▸ **Items from a dataset**:
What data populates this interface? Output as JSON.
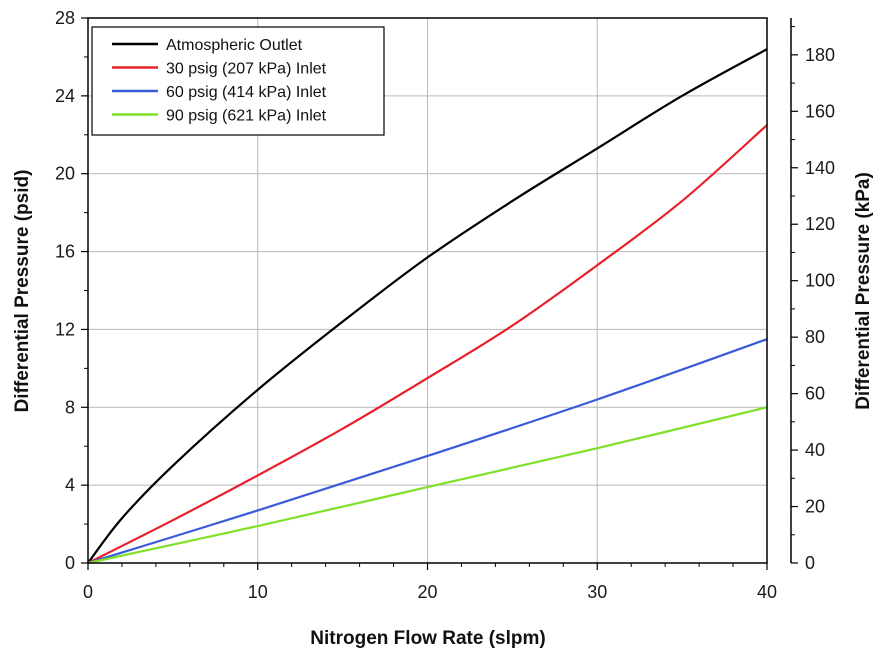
{
  "chart_data": {
    "type": "line",
    "title": "",
    "xlabel": "Nitrogen Flow Rate (slpm)",
    "ylabel": "Differential Pressure (psid)",
    "y2label": "Differential Pressure (kPa)",
    "xlim": [
      0,
      40
    ],
    "ylim": [
      0,
      28
    ],
    "y2lim": [
      0,
      193.05
    ],
    "x_ticks": [
      0,
      10,
      20,
      30,
      40
    ],
    "y_ticks": [
      0,
      4,
      8,
      12,
      16,
      20,
      24,
      28
    ],
    "y2_ticks": [
      0,
      20,
      40,
      60,
      80,
      100,
      120,
      140,
      160,
      180
    ],
    "grid": true,
    "legend_position": "top-left",
    "series": [
      {
        "name": "Atmospheric Outlet",
        "color": "#000000",
        "x": [
          0,
          2,
          5,
          10,
          15,
          20,
          25,
          30,
          35,
          40
        ],
        "y": [
          0,
          2.3,
          5.0,
          8.9,
          12.4,
          15.7,
          18.6,
          21.3,
          24.0,
          26.4
        ]
      },
      {
        "name": "30 psig (207 kPa) Inlet",
        "color": "#e8202a",
        "x": [
          0,
          5,
          10,
          15,
          20,
          25,
          30,
          35,
          40
        ],
        "y": [
          0,
          2.2,
          4.5,
          6.9,
          9.5,
          12.2,
          15.3,
          18.6,
          22.5
        ]
      },
      {
        "name": "60 psig (414 kPa) Inlet",
        "color": "#3a5bd9",
        "x": [
          0,
          10,
          20,
          30,
          40
        ],
        "y": [
          0,
          2.7,
          5.5,
          8.4,
          11.5
        ]
      },
      {
        "name": "90 psig (621 kPa) Inlet",
        "color": "#7fe02a",
        "x": [
          0,
          10,
          20,
          30,
          40
        ],
        "y": [
          0,
          1.9,
          3.9,
          5.9,
          8.0
        ]
      }
    ]
  }
}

▸ **AIM OF THE TASK**: Output all of the records exactly as they appear above, but not the pictures.

▸ **COMPLETE RESPONSE**:
What data populates this interface? Output as JSON.
{
  "chart_data": {
    "type": "line",
    "title": "",
    "xlabel": "Nitrogen Flow Rate (slpm)",
    "ylabel": "Differential Pressure (psid)",
    "y2label": "Differential Pressure (kPa)",
    "xlim": [
      0,
      40
    ],
    "ylim": [
      0,
      28
    ],
    "y2lim": [
      0,
      193.05
    ],
    "x_ticks": [
      0,
      10,
      20,
      30,
      40
    ],
    "y_ticks": [
      0,
      4,
      8,
      12,
      16,
      20,
      24,
      28
    ],
    "y2_ticks": [
      0,
      20,
      40,
      60,
      80,
      100,
      120,
      140,
      160,
      180
    ],
    "grid": true,
    "legend_position": "top-left",
    "series": [
      {
        "name": "Atmospheric Outlet",
        "color": "#000000",
        "x": [
          0,
          2,
          5,
          10,
          15,
          20,
          25,
          30,
          35,
          40
        ],
        "y": [
          0,
          2.3,
          5.0,
          8.9,
          12.4,
          15.7,
          18.6,
          21.3,
          24.0,
          26.4
        ]
      },
      {
        "name": "30 psig (207 kPa) Inlet",
        "color": "#e8202a",
        "x": [
          0,
          5,
          10,
          15,
          20,
          25,
          30,
          35,
          40
        ],
        "y": [
          0,
          2.2,
          4.5,
          6.9,
          9.5,
          12.2,
          15.3,
          18.6,
          22.5
        ]
      },
      {
        "name": "60 psig (414 kPa) Inlet",
        "color": "#3a5bd9",
        "x": [
          0,
          10,
          20,
          30,
          40
        ],
        "y": [
          0,
          2.7,
          5.5,
          8.4,
          11.5
        ]
      },
      {
        "name": "90 psig (621 kPa) Inlet",
        "color": "#7fe02a",
        "x": [
          0,
          10,
          20,
          30,
          40
        ],
        "y": [
          0,
          1.9,
          3.9,
          5.9,
          8.0
        ]
      }
    ]
  }
}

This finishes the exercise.